Problem to solve: Only lines with the string "Emiratos" matter here; gather them from the material below.

The input:
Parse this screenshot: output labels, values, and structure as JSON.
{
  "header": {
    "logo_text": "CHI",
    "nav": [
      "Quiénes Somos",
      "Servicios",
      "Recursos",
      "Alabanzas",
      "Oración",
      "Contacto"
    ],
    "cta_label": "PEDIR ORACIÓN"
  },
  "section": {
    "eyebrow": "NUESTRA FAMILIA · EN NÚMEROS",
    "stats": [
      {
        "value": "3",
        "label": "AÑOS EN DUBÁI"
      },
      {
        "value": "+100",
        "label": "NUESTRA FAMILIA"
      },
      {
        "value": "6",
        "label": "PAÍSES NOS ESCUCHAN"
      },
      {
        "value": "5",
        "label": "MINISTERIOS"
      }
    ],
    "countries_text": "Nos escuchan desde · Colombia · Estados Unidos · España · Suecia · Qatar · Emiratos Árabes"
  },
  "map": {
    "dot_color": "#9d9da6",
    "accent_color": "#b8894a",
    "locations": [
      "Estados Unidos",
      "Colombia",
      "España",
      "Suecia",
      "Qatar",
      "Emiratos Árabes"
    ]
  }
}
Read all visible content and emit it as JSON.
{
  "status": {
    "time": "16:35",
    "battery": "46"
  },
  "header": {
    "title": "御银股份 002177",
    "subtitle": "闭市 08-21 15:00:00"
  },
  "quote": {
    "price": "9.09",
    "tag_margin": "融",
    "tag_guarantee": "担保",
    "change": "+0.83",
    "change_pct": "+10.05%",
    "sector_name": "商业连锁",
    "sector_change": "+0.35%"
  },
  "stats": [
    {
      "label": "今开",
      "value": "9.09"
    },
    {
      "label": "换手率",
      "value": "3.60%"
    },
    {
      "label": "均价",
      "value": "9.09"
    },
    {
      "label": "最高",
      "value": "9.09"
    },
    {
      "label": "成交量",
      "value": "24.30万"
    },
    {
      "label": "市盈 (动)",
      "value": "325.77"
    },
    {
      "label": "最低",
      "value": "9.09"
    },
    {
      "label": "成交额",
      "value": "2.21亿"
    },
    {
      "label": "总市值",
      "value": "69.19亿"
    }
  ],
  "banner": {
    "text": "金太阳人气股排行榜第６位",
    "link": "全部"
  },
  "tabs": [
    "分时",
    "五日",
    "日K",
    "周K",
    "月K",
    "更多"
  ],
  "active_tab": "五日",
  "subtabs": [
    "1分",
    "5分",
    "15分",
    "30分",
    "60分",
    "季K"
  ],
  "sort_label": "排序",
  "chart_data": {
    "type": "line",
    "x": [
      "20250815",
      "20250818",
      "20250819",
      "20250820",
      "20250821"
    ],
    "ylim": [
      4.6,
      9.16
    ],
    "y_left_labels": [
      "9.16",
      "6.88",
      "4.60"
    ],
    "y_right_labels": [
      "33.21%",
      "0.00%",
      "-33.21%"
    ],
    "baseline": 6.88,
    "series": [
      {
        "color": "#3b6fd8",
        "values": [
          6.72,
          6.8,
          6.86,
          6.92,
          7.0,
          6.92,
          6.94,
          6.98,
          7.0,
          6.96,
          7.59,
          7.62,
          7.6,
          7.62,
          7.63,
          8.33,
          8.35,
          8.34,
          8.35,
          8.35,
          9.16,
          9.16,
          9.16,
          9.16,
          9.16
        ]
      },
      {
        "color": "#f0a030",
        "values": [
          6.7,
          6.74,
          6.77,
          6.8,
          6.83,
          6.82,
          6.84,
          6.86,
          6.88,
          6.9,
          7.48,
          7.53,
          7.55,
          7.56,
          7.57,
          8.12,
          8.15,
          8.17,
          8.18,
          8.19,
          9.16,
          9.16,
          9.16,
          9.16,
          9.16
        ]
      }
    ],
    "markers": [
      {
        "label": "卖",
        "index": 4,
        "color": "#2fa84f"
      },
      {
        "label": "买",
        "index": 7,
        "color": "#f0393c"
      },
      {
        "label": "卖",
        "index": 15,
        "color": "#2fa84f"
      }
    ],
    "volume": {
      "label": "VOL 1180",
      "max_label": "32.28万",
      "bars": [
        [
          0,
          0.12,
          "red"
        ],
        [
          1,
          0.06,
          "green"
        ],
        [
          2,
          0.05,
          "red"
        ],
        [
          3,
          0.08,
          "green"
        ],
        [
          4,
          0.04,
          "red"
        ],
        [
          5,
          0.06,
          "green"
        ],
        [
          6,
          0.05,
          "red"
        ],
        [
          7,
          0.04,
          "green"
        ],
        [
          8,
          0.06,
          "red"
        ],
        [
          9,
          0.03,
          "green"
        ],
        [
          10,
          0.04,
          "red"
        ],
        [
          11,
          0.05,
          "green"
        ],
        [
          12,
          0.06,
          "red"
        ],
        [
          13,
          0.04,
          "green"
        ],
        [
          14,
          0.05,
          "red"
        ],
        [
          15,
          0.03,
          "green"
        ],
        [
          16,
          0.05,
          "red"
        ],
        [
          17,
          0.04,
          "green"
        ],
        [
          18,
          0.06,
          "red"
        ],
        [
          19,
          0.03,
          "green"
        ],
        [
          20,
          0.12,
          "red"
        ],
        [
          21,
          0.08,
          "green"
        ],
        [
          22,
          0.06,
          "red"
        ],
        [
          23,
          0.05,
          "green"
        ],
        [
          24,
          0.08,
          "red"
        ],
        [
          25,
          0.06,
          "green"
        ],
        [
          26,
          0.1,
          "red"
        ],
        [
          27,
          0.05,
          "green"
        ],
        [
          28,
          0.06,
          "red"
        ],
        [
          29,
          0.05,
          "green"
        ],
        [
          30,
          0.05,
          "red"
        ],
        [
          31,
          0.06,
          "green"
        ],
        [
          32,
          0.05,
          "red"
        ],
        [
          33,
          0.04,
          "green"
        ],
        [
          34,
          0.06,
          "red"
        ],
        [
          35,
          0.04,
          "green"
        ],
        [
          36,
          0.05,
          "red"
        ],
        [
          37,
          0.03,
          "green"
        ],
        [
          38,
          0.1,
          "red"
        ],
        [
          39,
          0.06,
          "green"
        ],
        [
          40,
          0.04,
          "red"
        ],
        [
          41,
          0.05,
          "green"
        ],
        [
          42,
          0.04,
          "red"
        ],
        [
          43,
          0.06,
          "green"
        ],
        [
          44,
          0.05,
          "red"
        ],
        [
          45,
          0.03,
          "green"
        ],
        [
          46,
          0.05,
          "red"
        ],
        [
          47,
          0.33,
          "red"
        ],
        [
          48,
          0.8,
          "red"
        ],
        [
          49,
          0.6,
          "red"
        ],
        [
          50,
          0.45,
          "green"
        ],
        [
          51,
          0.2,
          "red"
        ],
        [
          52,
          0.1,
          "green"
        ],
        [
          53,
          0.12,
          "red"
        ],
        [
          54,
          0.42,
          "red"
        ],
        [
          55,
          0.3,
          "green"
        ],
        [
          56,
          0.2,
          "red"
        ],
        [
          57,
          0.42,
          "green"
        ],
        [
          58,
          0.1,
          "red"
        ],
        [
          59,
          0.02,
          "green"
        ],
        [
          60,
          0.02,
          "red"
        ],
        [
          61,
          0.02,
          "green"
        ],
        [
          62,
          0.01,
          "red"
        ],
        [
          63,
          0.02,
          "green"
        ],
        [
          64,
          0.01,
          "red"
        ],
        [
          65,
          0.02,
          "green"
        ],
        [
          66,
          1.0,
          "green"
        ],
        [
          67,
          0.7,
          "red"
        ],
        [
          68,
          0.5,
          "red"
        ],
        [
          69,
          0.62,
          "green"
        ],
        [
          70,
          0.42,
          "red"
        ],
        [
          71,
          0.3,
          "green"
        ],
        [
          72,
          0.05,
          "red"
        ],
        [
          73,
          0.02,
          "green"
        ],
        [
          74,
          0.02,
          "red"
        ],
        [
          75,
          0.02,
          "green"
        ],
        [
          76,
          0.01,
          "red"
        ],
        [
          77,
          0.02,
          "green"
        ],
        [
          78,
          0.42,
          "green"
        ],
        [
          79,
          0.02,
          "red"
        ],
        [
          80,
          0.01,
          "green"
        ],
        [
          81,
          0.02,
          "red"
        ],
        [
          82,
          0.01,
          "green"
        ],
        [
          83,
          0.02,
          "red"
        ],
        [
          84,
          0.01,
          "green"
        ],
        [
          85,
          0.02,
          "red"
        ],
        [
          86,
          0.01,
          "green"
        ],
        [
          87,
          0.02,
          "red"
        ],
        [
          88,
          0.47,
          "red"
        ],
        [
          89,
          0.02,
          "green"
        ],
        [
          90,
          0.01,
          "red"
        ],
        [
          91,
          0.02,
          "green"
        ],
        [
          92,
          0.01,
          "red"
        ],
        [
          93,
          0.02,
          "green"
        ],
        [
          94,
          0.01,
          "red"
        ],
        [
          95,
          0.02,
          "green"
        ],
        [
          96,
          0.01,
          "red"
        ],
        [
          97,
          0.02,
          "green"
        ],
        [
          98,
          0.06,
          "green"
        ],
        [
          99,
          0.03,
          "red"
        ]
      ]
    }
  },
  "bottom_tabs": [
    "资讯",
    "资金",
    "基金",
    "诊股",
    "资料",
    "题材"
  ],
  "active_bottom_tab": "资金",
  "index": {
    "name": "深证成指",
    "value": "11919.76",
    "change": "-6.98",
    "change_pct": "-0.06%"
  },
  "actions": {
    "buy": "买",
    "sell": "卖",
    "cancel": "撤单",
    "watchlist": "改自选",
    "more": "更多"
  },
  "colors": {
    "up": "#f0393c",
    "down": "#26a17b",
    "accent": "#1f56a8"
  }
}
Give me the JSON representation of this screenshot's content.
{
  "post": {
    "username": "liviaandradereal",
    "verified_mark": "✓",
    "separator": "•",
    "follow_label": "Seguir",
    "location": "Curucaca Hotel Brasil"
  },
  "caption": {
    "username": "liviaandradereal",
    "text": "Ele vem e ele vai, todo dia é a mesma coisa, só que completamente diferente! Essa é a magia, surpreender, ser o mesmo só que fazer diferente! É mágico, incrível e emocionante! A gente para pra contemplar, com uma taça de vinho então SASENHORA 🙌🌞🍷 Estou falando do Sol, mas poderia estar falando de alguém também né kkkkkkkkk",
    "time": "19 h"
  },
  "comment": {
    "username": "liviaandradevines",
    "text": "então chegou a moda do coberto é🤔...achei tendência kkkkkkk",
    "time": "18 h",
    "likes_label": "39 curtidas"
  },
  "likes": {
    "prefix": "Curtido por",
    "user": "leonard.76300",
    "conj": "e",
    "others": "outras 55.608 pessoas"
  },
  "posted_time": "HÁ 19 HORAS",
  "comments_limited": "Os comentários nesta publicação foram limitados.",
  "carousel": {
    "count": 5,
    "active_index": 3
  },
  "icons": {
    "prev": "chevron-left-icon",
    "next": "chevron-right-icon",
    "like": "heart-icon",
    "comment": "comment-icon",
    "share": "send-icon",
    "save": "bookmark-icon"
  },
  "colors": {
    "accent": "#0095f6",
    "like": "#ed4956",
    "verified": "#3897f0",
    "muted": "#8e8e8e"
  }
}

Complete answer:
    "countries_text": "Nos escuchan desde · Colombia · Estados Unidos · España · Suecia · Qatar · Emiratos Árabes"
      "Emiratos Árabes"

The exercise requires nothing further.